Problem to work on – Retype all of the data. Every line must match exactly.

Input records –
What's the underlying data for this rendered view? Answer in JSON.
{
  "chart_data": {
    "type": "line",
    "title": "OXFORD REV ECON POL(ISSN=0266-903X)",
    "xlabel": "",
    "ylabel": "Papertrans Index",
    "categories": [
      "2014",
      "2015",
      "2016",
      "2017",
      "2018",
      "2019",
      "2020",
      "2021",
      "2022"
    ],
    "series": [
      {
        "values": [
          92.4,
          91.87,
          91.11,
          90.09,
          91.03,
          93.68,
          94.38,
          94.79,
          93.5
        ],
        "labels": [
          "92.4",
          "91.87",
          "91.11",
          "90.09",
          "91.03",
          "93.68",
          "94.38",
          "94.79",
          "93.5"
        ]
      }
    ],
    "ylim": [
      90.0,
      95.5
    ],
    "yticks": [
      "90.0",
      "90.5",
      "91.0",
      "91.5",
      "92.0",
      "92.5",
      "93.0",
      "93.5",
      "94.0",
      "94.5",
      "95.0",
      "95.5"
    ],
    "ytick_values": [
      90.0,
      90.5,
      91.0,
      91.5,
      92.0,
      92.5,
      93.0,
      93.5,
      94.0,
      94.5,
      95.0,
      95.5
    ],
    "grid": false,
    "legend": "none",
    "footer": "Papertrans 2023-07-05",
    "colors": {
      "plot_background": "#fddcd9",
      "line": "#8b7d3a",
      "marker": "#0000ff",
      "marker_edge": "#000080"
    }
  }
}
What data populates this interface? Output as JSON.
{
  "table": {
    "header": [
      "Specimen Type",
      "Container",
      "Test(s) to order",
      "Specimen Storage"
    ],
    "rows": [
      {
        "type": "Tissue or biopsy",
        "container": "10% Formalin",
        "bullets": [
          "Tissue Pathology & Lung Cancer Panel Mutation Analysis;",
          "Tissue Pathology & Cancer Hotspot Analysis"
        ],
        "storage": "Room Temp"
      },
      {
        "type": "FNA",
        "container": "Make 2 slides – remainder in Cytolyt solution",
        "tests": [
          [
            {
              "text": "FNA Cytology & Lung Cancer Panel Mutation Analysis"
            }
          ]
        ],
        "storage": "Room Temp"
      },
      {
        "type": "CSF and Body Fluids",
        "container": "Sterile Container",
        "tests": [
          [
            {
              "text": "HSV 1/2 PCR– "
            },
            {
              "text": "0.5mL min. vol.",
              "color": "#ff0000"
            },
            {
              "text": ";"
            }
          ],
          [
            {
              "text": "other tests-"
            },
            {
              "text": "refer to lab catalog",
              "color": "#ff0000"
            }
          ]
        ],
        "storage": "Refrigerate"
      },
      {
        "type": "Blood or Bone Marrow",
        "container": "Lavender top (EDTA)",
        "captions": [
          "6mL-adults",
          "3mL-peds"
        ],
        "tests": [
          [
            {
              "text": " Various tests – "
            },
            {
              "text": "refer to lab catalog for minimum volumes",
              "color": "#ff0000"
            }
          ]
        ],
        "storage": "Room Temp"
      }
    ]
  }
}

Finished exercise –
What's the underlying data for this rendered view? Answer in JSON.
{
  "chart_data": {
    "type": "line",
    "title": "OXFORD REV ECON POL(ISSN=0266-903X)",
    "xlabel": "",
    "ylabel": "Papertrans Index",
    "categories": [
      "2014",
      "2015",
      "2016",
      "2017",
      "2018",
      "2019",
      "2020",
      "2021",
      "2022"
    ],
    "series": [
      {
        "values": [
          92.4,
          91.87,
          91.11,
          90.09,
          91.03,
          93.68,
          94.38,
          94.79,
          93.5
        ],
        "labels": [
          "92.4",
          "91.87",
          "91.11",
          "90.09",
          "91.03",
          "93.68",
          "94.38",
          "94.79",
          "93.5"
        ]
      }
    ],
    "ylim": [
      90.0,
      95.5
    ],
    "yticks": [
      "90.0",
      "90.5",
      "91.0",
      "91.5",
      "92.0",
      "92.5",
      "93.0",
      "93.5",
      "94.0",
      "94.5",
      "95.0",
      "95.5"
    ],
    "ytick_values": [
      90.0,
      90.5,
      91.0,
      91.5,
      92.0,
      92.5,
      93.0,
      93.5,
      94.0,
      94.5,
      95.0,
      95.5
    ],
    "grid": false,
    "legend": "none",
    "footer": "Papertrans 2023-07-05",
    "colors": {
      "plot_background": "#fddcd9",
      "line": "#8b7d3a",
      "marker": "#0000ff",
      "marker_edge": "#000080"
    }
  }
}
What data populates this interface? Output as JSON.
{
  "table": {
    "header": [
      "Specimen Type",
      "Container",
      "Test(s) to order",
      "Specimen Storage"
    ],
    "rows": [
      {
        "type": "Tissue or biopsy",
        "container": "10% Formalin",
        "bullets": [
          "Tissue Pathology & Lung Cancer Panel Mutation Analysis;",
          "Tissue Pathology & Cancer Hotspot Analysis"
        ],
        "storage": "Room Temp"
      },
      {
        "type": "FNA",
        "container": "Make 2 slides – remainder in Cytolyt solution",
        "tests": [
          [
            {
              "text": "FNA Cytology & Lung Cancer Panel Mutation Analysis"
            }
          ]
        ],
        "storage": "Room Temp"
      },
      {
        "type": "CSF and Body Fluids",
        "container": "Sterile Container",
        "tests": [
          [
            {
              "text": "HSV 1/2 PCR– "
            },
            {
              "text": "0.5mL min. vol.",
              "color": "#ff0000"
            },
            {
              "text": ";"
            }
          ],
          [
            {
              "text": "other tests-"
            },
            {
              "text": "refer to lab catalog",
              "color": "#ff0000"
            }
          ]
        ],
        "storage": "Refrigerate"
      },
      {
        "type": "Blood or Bone Marrow",
        "container": "Lavender top (EDTA)",
        "captions": [
          "6mL-adults",
          "3mL-peds"
        ],
        "tests": [
          [
            {
              "text": " Various tests – "
            },
            {
              "text": "refer to lab catalog for minimum volumes",
              "color": "#ff0000"
            }
          ]
        ],
        "storage": "Room Temp"
      }
    ]
  }
}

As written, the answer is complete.